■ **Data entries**
=======
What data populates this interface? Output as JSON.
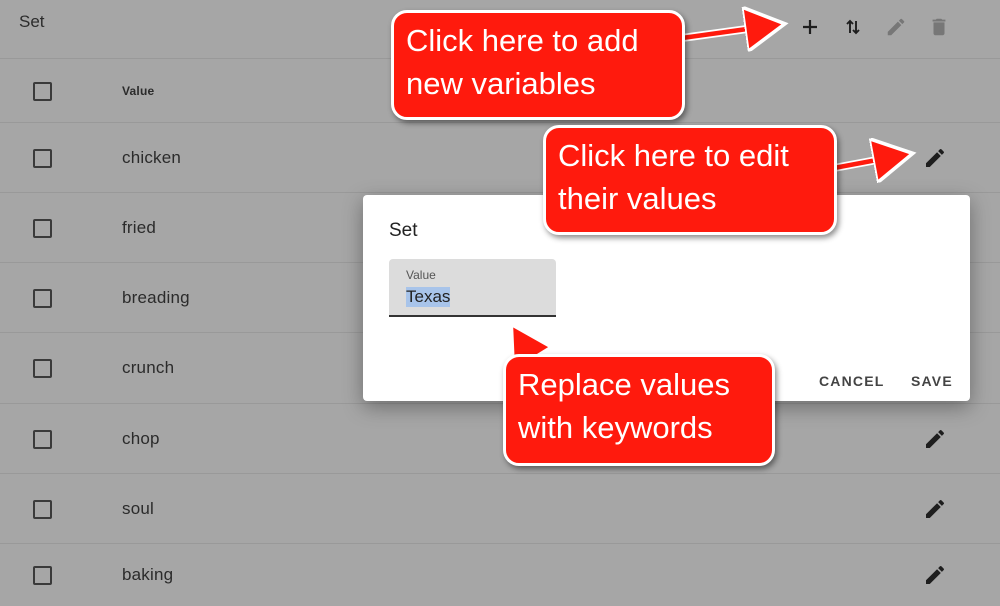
{
  "header": {
    "title": "Set"
  },
  "toolbar": {
    "add_icon": "plus-icon",
    "sort_icon": "swap-vertical-icon",
    "edit_icon": "pencil-icon",
    "delete_icon": "trash-icon"
  },
  "table": {
    "column_header": "Value",
    "rows": [
      {
        "value": "chicken",
        "has_edit": true
      },
      {
        "value": "fried",
        "has_edit": false
      },
      {
        "value": "breading",
        "has_edit": false
      },
      {
        "value": "crunch",
        "has_edit": false
      },
      {
        "value": "chop",
        "has_edit": true
      },
      {
        "value": "soul",
        "has_edit": true
      },
      {
        "value": "baking",
        "has_edit": true
      }
    ]
  },
  "dialog": {
    "title": "Set",
    "field_label": "Value",
    "field_value": "Texas",
    "cancel_label": "CANCEL",
    "save_label": "SAVE"
  },
  "callouts": {
    "add": [
      "Click here to add",
      "new variables"
    ],
    "edit": [
      "Click here to edit",
      "their values"
    ],
    "replace": [
      "Replace values",
      "with keywords"
    ]
  },
  "colors": {
    "overlay_background": "#a6a6a6",
    "callout_fill": "#ff1a0d",
    "callout_border": "#ffffff",
    "selection": "#a8c4ea"
  }
}
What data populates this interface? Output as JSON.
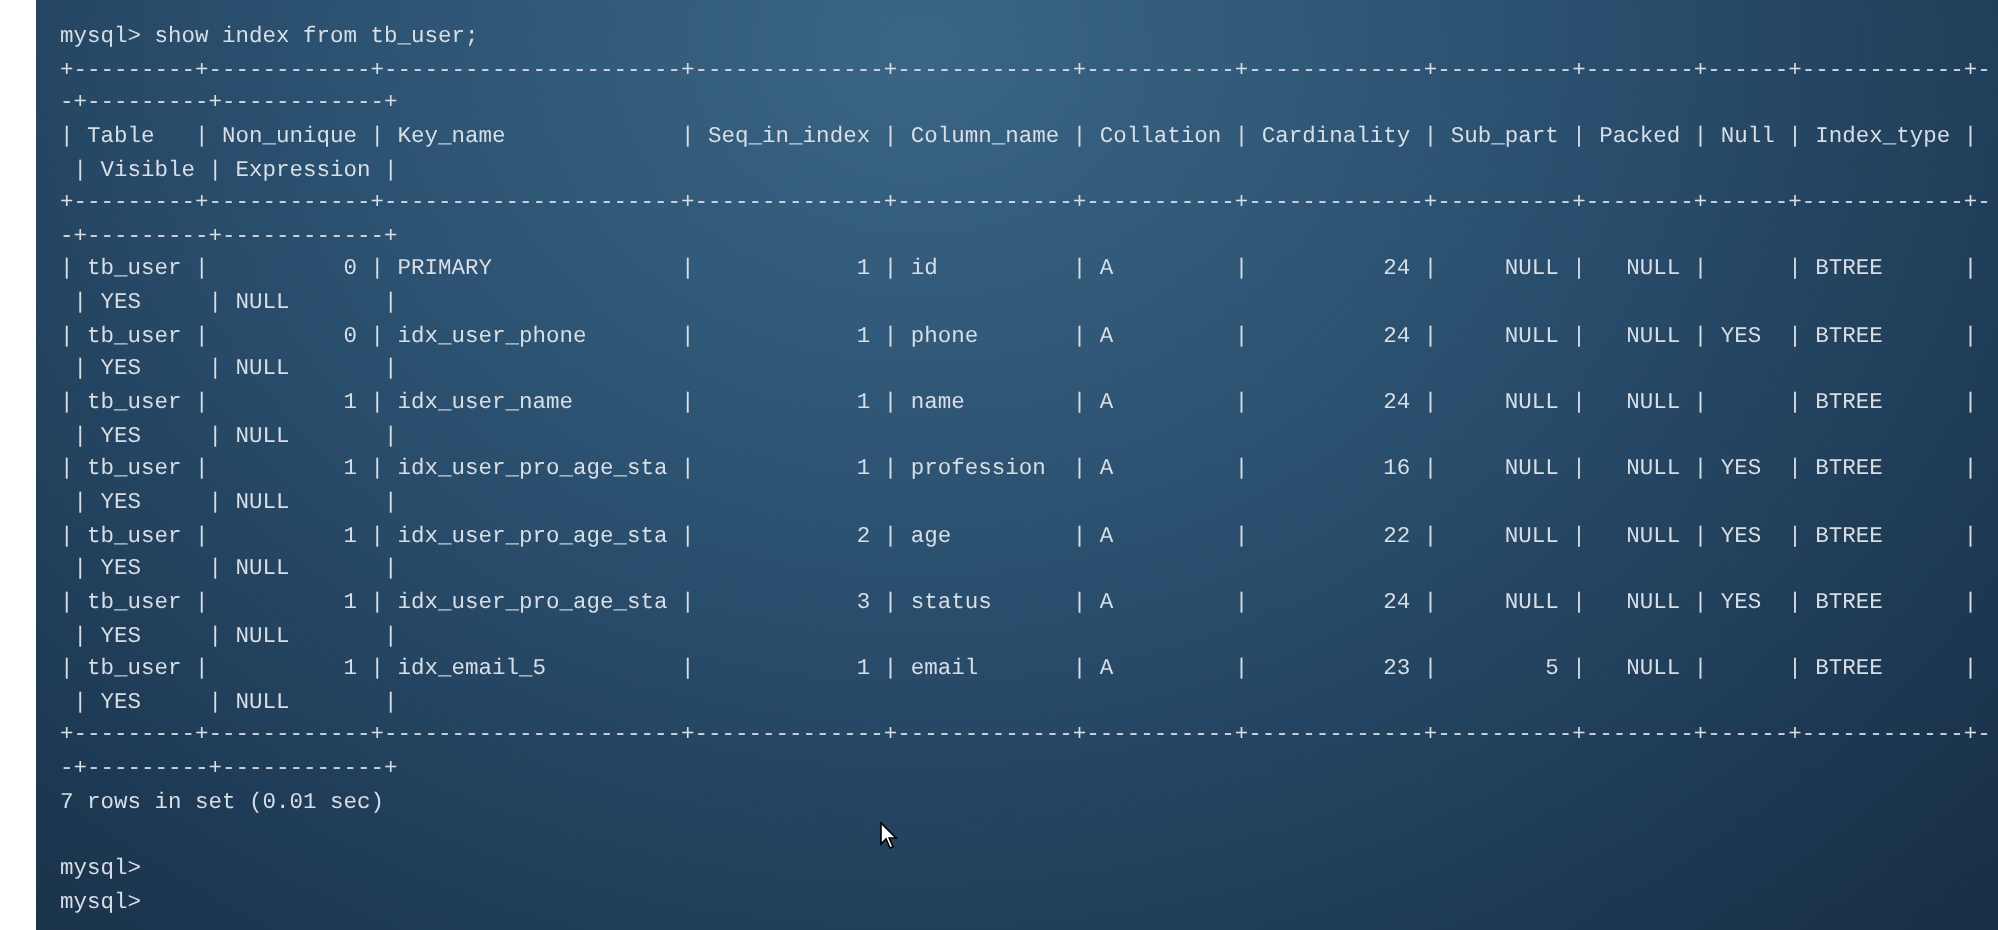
{
  "terminal": {
    "output_lines": [
      "mysql> show index from tb_user;",
      "+---------+------------+----------------------+--------------+-------------+-----------+-------------+----------+--------+------+------------+-",
      "-+---------+------------+",
      "| Table   | Non_unique | Key_name             | Seq_in_index | Column_name | Collation | Cardinality | Sub_part | Packed | Null | Index_type |",
      " | Visible | Expression |",
      "+---------+------------+----------------------+--------------+-------------+-----------+-------------+----------+--------+------+------------+-",
      "-+---------+------------+",
      "| tb_user |          0 | PRIMARY              |            1 | id          | A         |          24 |     NULL |   NULL |      | BTREE      |",
      " | YES     | NULL       |",
      "| tb_user |          0 | idx_user_phone       |            1 | phone       | A         |          24 |     NULL |   NULL | YES  | BTREE      |",
      " | YES     | NULL       |",
      "| tb_user |          1 | idx_user_name        |            1 | name        | A         |          24 |     NULL |   NULL |      | BTREE      |",
      " | YES     | NULL       |",
      "| tb_user |          1 | idx_user_pro_age_sta |            1 | profession  | A         |          16 |     NULL |   NULL | YES  | BTREE      |",
      " | YES     | NULL       |",
      "| tb_user |          1 | idx_user_pro_age_sta |            2 | age         | A         |          22 |     NULL |   NULL | YES  | BTREE      |",
      " | YES     | NULL       |",
      "| tb_user |          1 | idx_user_pro_age_sta |            3 | status      | A         |          24 |     NULL |   NULL | YES  | BTREE      |",
      " | YES     | NULL       |",
      "| tb_user |          1 | idx_email_5          |            1 | email       | A         |          23 |        5 |   NULL |      | BTREE      |",
      " | YES     | NULL       |",
      "+---------+------------+----------------------+--------------+-------------+-----------+-------------+----------+--------+------+------------+-",
      "-+---------+------------+",
      "7 rows in set (0.01 sec)"
    ],
    "prompt_lines": [
      "mysql>",
      "mysql>"
    ]
  }
}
=======
■ **WHAT IS REQUIRED**
Every entry must be written out exactly, with all pictures left out.

■ **COMPLETE OUTPUT**
What data populates this interface? Output as JSON.
{
  "header": {
    "title": "Set"
  },
  "toolbar": {
    "add_icon": "plus-icon",
    "sort_icon": "swap-vertical-icon",
    "edit_icon": "pencil-icon",
    "delete_icon": "trash-icon"
  },
  "table": {
    "column_header": "Value",
    "rows": [
      {
        "value": "chicken",
        "has_edit": true
      },
      {
        "value": "fried",
        "has_edit": false
      },
      {
        "value": "breading",
        "has_edit": false
      },
      {
        "value": "crunch",
        "has_edit": false
      },
      {
        "value": "chop",
        "has_edit": true
      },
      {
        "value": "soul",
        "has_edit": true
      },
      {
        "value": "baking",
        "has_edit": true
      }
    ]
  },
  "dialog": {
    "title": "Set",
    "field_label": "Value",
    "field_value": "Texas",
    "cancel_label": "CANCEL",
    "save_label": "SAVE"
  },
  "callouts": {
    "add": [
      "Click here to add",
      "new variables"
    ],
    "edit": [
      "Click here to edit",
      "their values"
    ],
    "replace": [
      "Replace values",
      "with keywords"
    ]
  },
  "colors": {
    "overlay_background": "#a6a6a6",
    "callout_fill": "#ff1a0d",
    "callout_border": "#ffffff",
    "selection": "#a8c4ea"
  }
}
What data populates this interface? Output as JSON.
{
  "terminal": {
    "output_lines": [
      "mysql> show index from tb_user;",
      "+---------+------------+----------------------+--------------+-------------+-----------+-------------+----------+--------+------+------------+-",
      "-+---------+------------+",
      "| Table   | Non_unique | Key_name             | Seq_in_index | Column_name | Collation | Cardinality | Sub_part | Packed | Null | Index_type |",
      " | Visible | Expression |",
      "+---------+------------+----------------------+--------------+-------------+-----------+-------------+----------+--------+------+------------+-",
      "-+---------+------------+",
      "| tb_user |          0 | PRIMARY              |            1 | id          | A         |          24 |     NULL |   NULL |      | BTREE      |",
      " | YES     | NULL       |",
      "| tb_user |          0 | idx_user_phone       |            1 | phone       | A         |          24 |     NULL |   NULL | YES  | BTREE      |",
      " | YES     | NULL       |",
      "| tb_user |          1 | idx_user_name        |            1 | name        | A         |          24 |     NULL |   NULL |      | BTREE      |",
      " | YES     | NULL       |",
      "| tb_user |          1 | idx_user_pro_age_sta |            1 | profession  | A         |          16 |     NULL |   NULL | YES  | BTREE      |",
      " | YES     | NULL       |",
      "| tb_user |          1 | idx_user_pro_age_sta |            2 | age         | A         |          22 |     NULL |   NULL | YES  | BTREE      |",
      " | YES     | NULL       |",
      "| tb_user |          1 | idx_user_pro_age_sta |            3 | status      | A         |          24 |     NULL |   NULL | YES  | BTREE      |",
      " | YES     | NULL       |",
      "| tb_user |          1 | idx_email_5          |            1 | email       | A         |          23 |        5 |   NULL |      | BTREE      |",
      " | YES     | NULL       |",
      "+---------+------------+----------------------+--------------+-------------+-----------+-------------+----------+--------+------+------------+-",
      "-+---------+------------+",
      "7 rows in set (0.01 sec)"
    ],
    "prompt_lines": [
      "mysql>",
      "mysql>"
    ]
  }
}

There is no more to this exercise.